*What to work on*: Images must not appear in your copy; reproduce every other part of the records exactly.
start Data
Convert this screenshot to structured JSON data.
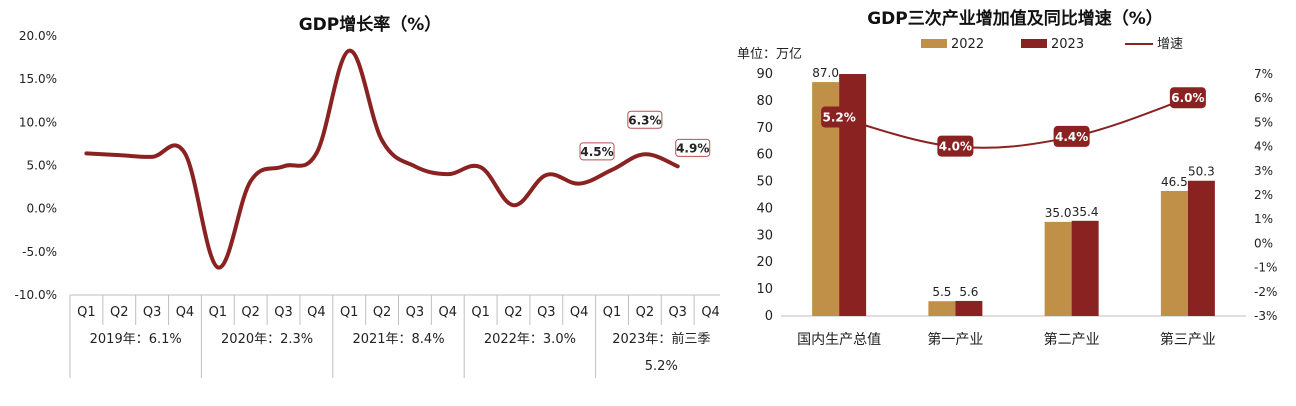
{
  "chart_data": [
    {
      "type": "line",
      "title": "GDP增长率（%）",
      "x": [
        "Q1",
        "Q2",
        "Q3",
        "Q4",
        "Q1",
        "Q2",
        "Q3",
        "Q4",
        "Q1",
        "Q2",
        "Q3",
        "Q4",
        "Q1",
        "Q2",
        "Q3",
        "Q4",
        "Q1",
        "Q2",
        "Q3",
        "Q4"
      ],
      "year_groups": [
        {
          "label": "2019年：6.1%"
        },
        {
          "label": "2020年：2.3%"
        },
        {
          "label": "2021年：8.4%"
        },
        {
          "label": "2022年：3.0%"
        },
        {
          "label": "2023年：前三季",
          "label2": "5.2%"
        }
      ],
      "values": [
        6.4,
        6.2,
        6.0,
        6.4,
        -6.8,
        3.2,
        4.9,
        6.4,
        18.3,
        7.9,
        4.9,
        4.0,
        4.8,
        0.4,
        3.9,
        2.9,
        4.5,
        6.3,
        4.9,
        null
      ],
      "data_labels": [
        {
          "index": 16,
          "text": "4.5%"
        },
        {
          "index": 17,
          "text": "6.3%"
        },
        {
          "index": 18,
          "text": "4.9%"
        }
      ],
      "ylim": [
        -10,
        20
      ],
      "yticks": [
        "-10.0%",
        "-5.0%",
        "0.0%",
        "5.0%",
        "10.0%",
        "15.0%",
        "20.0%"
      ],
      "color": "#8b2222"
    },
    {
      "type": "bar",
      "title": "GDP三次产业增加值及同比增速（%）",
      "unit_label": "单位：万亿",
      "categories": [
        "国内生产总值",
        "第一产业",
        "第二产业",
        "第三产业"
      ],
      "series": [
        {
          "name": "2022",
          "values": [
            87.0,
            5.5,
            35.0,
            46.5
          ],
          "labels": [
            "87.0",
            "5.5",
            "35.0",
            "46.5"
          ],
          "color": "#c19048"
        },
        {
          "name": "2023",
          "values": [
            90.0,
            5.6,
            35.4,
            50.3
          ],
          "labels": [
            "",
            "5.6",
            "35.4",
            "50.3"
          ],
          "color": "#8b2222"
        }
      ],
      "line_series": {
        "name": "增速",
        "values": [
          5.2,
          4.0,
          4.4,
          6.0
        ],
        "labels": [
          "5.2%",
          "4.0%",
          "4.4%",
          "6.0%"
        ],
        "color": "#8b2222"
      },
      "ylim_left": [
        0,
        90
      ],
      "yticks_left": [
        "0",
        "10",
        "20",
        "30",
        "40",
        "50",
        "60",
        "70",
        "80",
        "90"
      ],
      "ylim_right": [
        -3,
        7
      ],
      "yticks_right": [
        "-3%",
        "-2%",
        "-1%",
        "0%",
        "1%",
        "2%",
        "3%",
        "4%",
        "5%",
        "6%",
        "7%"
      ],
      "legend_position": "top"
    }
  ]
}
end Data
*Result*:
Convert this screenshot to structured JSON data.
{
  "chart_data": [
    {
      "type": "line",
      "title": "GDP增长率（%）",
      "x": [
        "Q1",
        "Q2",
        "Q3",
        "Q4",
        "Q1",
        "Q2",
        "Q3",
        "Q4",
        "Q1",
        "Q2",
        "Q3",
        "Q4",
        "Q1",
        "Q2",
        "Q3",
        "Q4",
        "Q1",
        "Q2",
        "Q3",
        "Q4"
      ],
      "year_groups": [
        {
          "label": "2019年：6.1%"
        },
        {
          "label": "2020年：2.3%"
        },
        {
          "label": "2021年：8.4%"
        },
        {
          "label": "2022年：3.0%"
        },
        {
          "label": "2023年：前三季",
          "label2": "5.2%"
        }
      ],
      "values": [
        6.4,
        6.2,
        6.0,
        6.4,
        -6.8,
        3.2,
        4.9,
        6.4,
        18.3,
        7.9,
        4.9,
        4.0,
        4.8,
        0.4,
        3.9,
        2.9,
        4.5,
        6.3,
        4.9,
        null
      ],
      "data_labels": [
        {
          "index": 16,
          "text": "4.5%"
        },
        {
          "index": 17,
          "text": "6.3%"
        },
        {
          "index": 18,
          "text": "4.9%"
        }
      ],
      "ylim": [
        -10,
        20
      ],
      "yticks": [
        "-10.0%",
        "-5.0%",
        "0.0%",
        "5.0%",
        "10.0%",
        "15.0%",
        "20.0%"
      ],
      "color": "#8b2222"
    },
    {
      "type": "bar",
      "title": "GDP三次产业增加值及同比增速（%）",
      "unit_label": "单位：万亿",
      "categories": [
        "国内生产总值",
        "第一产业",
        "第二产业",
        "第三产业"
      ],
      "series": [
        {
          "name": "2022",
          "values": [
            87.0,
            5.5,
            35.0,
            46.5
          ],
          "labels": [
            "87.0",
            "5.5",
            "35.0",
            "46.5"
          ],
          "color": "#c19048"
        },
        {
          "name": "2023",
          "values": [
            90.0,
            5.6,
            35.4,
            50.3
          ],
          "labels": [
            "",
            "5.6",
            "35.4",
            "50.3"
          ],
          "color": "#8b2222"
        }
      ],
      "line_series": {
        "name": "增速",
        "values": [
          5.2,
          4.0,
          4.4,
          6.0
        ],
        "labels": [
          "5.2%",
          "4.0%",
          "4.4%",
          "6.0%"
        ],
        "color": "#8b2222"
      },
      "ylim_left": [
        0,
        90
      ],
      "yticks_left": [
        "0",
        "10",
        "20",
        "30",
        "40",
        "50",
        "60",
        "70",
        "80",
        "90"
      ],
      "ylim_right": [
        -3,
        7
      ],
      "yticks_right": [
        "-3%",
        "-2%",
        "-1%",
        "0%",
        "1%",
        "2%",
        "3%",
        "4%",
        "5%",
        "6%",
        "7%"
      ],
      "legend_position": "top"
    }
  ]
}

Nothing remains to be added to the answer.